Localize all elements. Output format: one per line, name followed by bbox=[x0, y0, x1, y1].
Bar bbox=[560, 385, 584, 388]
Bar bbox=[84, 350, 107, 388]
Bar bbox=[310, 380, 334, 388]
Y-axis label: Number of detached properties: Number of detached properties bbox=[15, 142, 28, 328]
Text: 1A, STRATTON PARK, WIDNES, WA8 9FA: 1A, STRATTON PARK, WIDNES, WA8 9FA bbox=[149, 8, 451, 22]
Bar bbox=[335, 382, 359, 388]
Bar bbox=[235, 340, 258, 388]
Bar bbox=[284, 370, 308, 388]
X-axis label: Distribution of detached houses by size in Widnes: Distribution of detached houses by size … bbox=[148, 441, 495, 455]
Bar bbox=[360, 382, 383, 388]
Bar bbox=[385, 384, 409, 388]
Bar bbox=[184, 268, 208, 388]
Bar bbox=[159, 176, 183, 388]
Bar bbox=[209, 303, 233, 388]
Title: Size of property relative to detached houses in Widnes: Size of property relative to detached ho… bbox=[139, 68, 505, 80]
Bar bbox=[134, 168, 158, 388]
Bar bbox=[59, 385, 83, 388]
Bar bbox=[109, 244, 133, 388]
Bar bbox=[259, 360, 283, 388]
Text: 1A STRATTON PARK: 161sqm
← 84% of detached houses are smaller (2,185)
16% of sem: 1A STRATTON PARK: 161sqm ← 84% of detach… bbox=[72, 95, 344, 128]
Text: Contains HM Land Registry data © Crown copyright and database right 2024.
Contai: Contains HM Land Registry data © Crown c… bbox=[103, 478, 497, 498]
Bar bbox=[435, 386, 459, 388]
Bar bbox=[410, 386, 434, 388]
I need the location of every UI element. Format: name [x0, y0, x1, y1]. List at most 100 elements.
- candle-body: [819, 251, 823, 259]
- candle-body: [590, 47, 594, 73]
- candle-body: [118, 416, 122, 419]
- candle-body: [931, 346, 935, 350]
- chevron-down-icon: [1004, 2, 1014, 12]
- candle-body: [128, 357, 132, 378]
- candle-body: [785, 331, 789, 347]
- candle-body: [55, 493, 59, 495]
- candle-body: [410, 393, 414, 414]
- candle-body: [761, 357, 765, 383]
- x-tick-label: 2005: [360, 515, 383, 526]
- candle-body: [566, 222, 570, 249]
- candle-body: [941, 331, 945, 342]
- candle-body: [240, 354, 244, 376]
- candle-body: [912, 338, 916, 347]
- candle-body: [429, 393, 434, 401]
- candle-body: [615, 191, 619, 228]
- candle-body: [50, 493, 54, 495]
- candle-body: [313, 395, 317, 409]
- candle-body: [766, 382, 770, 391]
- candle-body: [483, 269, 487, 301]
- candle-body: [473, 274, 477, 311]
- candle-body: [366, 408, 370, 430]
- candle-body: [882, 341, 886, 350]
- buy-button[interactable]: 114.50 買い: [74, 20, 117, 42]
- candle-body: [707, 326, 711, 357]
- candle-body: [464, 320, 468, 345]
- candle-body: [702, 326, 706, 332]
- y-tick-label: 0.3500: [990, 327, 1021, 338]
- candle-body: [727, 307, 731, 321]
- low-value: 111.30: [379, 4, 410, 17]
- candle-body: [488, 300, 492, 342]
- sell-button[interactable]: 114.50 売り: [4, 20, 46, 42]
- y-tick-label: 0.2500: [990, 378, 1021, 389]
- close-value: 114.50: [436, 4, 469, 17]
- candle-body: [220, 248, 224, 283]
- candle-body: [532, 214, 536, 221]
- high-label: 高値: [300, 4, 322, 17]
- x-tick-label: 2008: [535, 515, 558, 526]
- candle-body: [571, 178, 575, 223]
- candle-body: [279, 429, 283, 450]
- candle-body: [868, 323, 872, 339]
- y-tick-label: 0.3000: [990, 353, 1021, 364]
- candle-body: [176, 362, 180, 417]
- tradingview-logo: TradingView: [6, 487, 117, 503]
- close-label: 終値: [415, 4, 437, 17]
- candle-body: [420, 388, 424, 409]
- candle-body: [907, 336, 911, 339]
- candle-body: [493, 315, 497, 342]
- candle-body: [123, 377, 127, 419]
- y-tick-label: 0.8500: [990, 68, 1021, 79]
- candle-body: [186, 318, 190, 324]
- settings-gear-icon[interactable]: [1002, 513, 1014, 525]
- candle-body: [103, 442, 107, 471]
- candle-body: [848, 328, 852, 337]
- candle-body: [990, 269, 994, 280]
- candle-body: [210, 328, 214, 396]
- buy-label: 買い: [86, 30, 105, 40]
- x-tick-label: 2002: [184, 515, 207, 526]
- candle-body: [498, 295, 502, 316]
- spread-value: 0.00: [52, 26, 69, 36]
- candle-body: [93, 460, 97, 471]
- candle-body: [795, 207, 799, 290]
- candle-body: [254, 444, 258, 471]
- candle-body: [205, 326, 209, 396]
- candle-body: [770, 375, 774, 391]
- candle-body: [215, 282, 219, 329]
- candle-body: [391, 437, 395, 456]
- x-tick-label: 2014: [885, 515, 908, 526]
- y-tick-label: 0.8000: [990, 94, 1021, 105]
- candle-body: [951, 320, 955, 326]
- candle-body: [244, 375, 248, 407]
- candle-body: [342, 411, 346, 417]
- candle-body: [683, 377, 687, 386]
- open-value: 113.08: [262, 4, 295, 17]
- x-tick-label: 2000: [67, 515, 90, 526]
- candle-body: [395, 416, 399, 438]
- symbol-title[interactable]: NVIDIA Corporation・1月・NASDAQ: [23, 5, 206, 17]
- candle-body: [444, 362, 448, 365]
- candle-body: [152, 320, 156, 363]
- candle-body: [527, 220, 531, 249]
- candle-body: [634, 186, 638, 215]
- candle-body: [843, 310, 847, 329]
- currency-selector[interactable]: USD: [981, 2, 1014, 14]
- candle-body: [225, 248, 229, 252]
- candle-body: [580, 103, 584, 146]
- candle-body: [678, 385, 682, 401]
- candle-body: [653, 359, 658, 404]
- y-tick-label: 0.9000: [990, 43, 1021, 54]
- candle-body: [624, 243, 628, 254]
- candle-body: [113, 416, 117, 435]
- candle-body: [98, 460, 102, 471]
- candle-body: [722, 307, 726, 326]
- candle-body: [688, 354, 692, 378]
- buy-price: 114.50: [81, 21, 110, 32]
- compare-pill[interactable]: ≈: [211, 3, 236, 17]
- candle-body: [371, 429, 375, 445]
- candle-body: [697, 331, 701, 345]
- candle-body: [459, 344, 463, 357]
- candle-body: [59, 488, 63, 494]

→ **PROBLEM DETAILS**
Copy the listing above word for word.

→ **WRITTEN SOLUTION**
Localize all elements. Output format: one per line, name followed by bbox=[x0, y0, x1, y1].
Bar bbox=[560, 385, 584, 388]
Bar bbox=[84, 350, 107, 388]
Bar bbox=[310, 380, 334, 388]
Y-axis label: Number of detached properties: Number of detached properties bbox=[15, 142, 28, 328]
Text: 1A, STRATTON PARK, WIDNES, WA8 9FA: 1A, STRATTON PARK, WIDNES, WA8 9FA bbox=[149, 8, 451, 22]
Bar bbox=[335, 382, 359, 388]
Bar bbox=[235, 340, 258, 388]
Bar bbox=[284, 370, 308, 388]
X-axis label: Distribution of detached houses by size in Widnes: Distribution of detached houses by size … bbox=[148, 441, 495, 455]
Bar bbox=[360, 382, 383, 388]
Bar bbox=[385, 384, 409, 388]
Bar bbox=[184, 268, 208, 388]
Bar bbox=[159, 176, 183, 388]
Bar bbox=[209, 303, 233, 388]
Title: Size of property relative to detached houses in Widnes: Size of property relative to detached ho… bbox=[139, 68, 505, 80]
Bar bbox=[134, 168, 158, 388]
Bar bbox=[59, 385, 83, 388]
Bar bbox=[109, 244, 133, 388]
Bar bbox=[259, 360, 283, 388]
Text: 1A STRATTON PARK: 161sqm
← 84% of detached houses are smaller (2,185)
16% of sem: 1A STRATTON PARK: 161sqm ← 84% of detach… bbox=[72, 95, 344, 128]
Text: Contains HM Land Registry data © Crown copyright and database right 2024.
Contai: Contains HM Land Registry data © Crown c… bbox=[103, 478, 497, 498]
Bar bbox=[435, 386, 459, 388]
Bar bbox=[410, 386, 434, 388]
I need the location of every UI element. Format: name [x0, y0, x1, y1]. List at most 100 elements.
- candle-body: [819, 251, 823, 259]
- candle-body: [590, 47, 594, 73]
- candle-body: [118, 416, 122, 419]
- candle-body: [931, 346, 935, 350]
- chevron-down-icon: [1004, 2, 1014, 12]
- candle-body: [128, 357, 132, 378]
- candle-body: [785, 331, 789, 347]
- candle-body: [55, 493, 59, 495]
- candle-body: [410, 393, 414, 414]
- candle-body: [761, 357, 765, 383]
- x-tick-label: 2005: [360, 515, 383, 526]
- candle-body: [566, 222, 570, 249]
- candle-body: [941, 331, 945, 342]
- candle-body: [240, 354, 244, 376]
- candle-body: [912, 338, 916, 347]
- candle-body: [429, 393, 434, 401]
- candle-body: [615, 191, 619, 228]
- candle-body: [50, 493, 54, 495]
- candle-body: [313, 395, 317, 409]
- candle-body: [766, 382, 770, 391]
- candle-body: [483, 269, 487, 301]
- candle-body: [473, 274, 477, 311]
- candle-body: [366, 408, 370, 430]
- candle-body: [882, 341, 886, 350]
- buy-button[interactable]: 114.50 買い: [74, 20, 117, 42]
- candle-body: [707, 326, 711, 357]
- candle-body: [464, 320, 468, 345]
- candle-body: [702, 326, 706, 332]
- y-tick-label: 0.3500: [990, 327, 1021, 338]
- candle-body: [727, 307, 731, 321]
- low-value: 111.30: [379, 4, 410, 17]
- candle-body: [488, 300, 492, 342]
- sell-button[interactable]: 114.50 売り: [4, 20, 46, 42]
- y-tick-label: 0.2500: [990, 378, 1021, 389]
- close-value: 114.50: [436, 4, 469, 17]
- candle-body: [220, 248, 224, 283]
- candle-body: [532, 214, 536, 221]
- high-label: 高値: [300, 4, 322, 17]
- x-tick-label: 2008: [535, 515, 558, 526]
- candle-body: [571, 178, 575, 223]
- candle-body: [279, 429, 283, 450]
- candle-body: [868, 323, 872, 339]
- y-tick-label: 0.3000: [990, 353, 1021, 364]
- candle-body: [176, 362, 180, 417]
- tradingview-logo: TradingView: [6, 487, 117, 503]
- close-label: 終値: [415, 4, 437, 17]
- candle-body: [420, 388, 424, 409]
- candle-body: [907, 336, 911, 339]
- candle-body: [493, 315, 497, 342]
- candle-body: [123, 377, 127, 419]
- y-tick-label: 0.8500: [990, 68, 1021, 79]
- candle-body: [186, 318, 190, 324]
- settings-gear-icon[interactable]: [1002, 513, 1014, 525]
- candle-body: [103, 442, 107, 471]
- candle-body: [848, 328, 852, 337]
- candle-body: [990, 269, 994, 280]
- candle-body: [210, 328, 214, 396]
- buy-label: 買い: [86, 30, 105, 40]
- x-tick-label: 2002: [184, 515, 207, 526]
- candle-body: [498, 295, 502, 316]
- spread-value: 0.00: [52, 26, 69, 36]
- candle-body: [93, 460, 97, 471]
- candle-body: [795, 207, 799, 290]
- candle-body: [254, 444, 258, 471]
- candle-body: [205, 326, 209, 396]
- candle-body: [770, 375, 774, 391]
- candle-body: [215, 282, 219, 329]
- candle-body: [391, 437, 395, 456]
- x-tick-label: 2014: [885, 515, 908, 526]
- y-tick-label: 0.8000: [990, 94, 1021, 105]
- candle-body: [951, 320, 955, 326]
- candle-body: [244, 375, 248, 407]
- candle-body: [342, 411, 346, 417]
- candle-body: [683, 377, 687, 386]
- open-value: 113.08: [262, 4, 295, 17]
- x-tick-label: 2000: [67, 515, 90, 526]
- candle-body: [395, 416, 399, 438]
- symbol-title[interactable]: NVIDIA Corporation・1月・NASDAQ: [23, 5, 206, 17]
- candle-body: [444, 362, 448, 365]
- candle-body: [152, 320, 156, 363]
- candle-body: [527, 220, 531, 249]
- candle-body: [634, 186, 638, 215]
- candle-body: [843, 310, 847, 329]
- currency-selector[interactable]: USD: [981, 2, 1014, 14]
- candle-body: [225, 248, 229, 252]
- candle-body: [580, 103, 584, 146]
- candle-body: [678, 385, 682, 401]
- candle-body: [653, 359, 658, 404]
- y-tick-label: 0.9000: [990, 43, 1021, 54]
- candle-body: [624, 243, 628, 254]
- candle-body: [113, 416, 117, 435]
- candle-body: [98, 460, 102, 471]
- candle-body: [722, 307, 726, 326]
- candle-body: [688, 354, 692, 378]
- buy-price: 114.50: [81, 21, 110, 32]
- compare-pill[interactable]: ≈: [211, 3, 236, 17]
- candle-body: [371, 429, 375, 445]
- candle-body: [697, 331, 701, 345]
- candle-body: [459, 344, 463, 357]
- candle-body: [59, 488, 63, 494]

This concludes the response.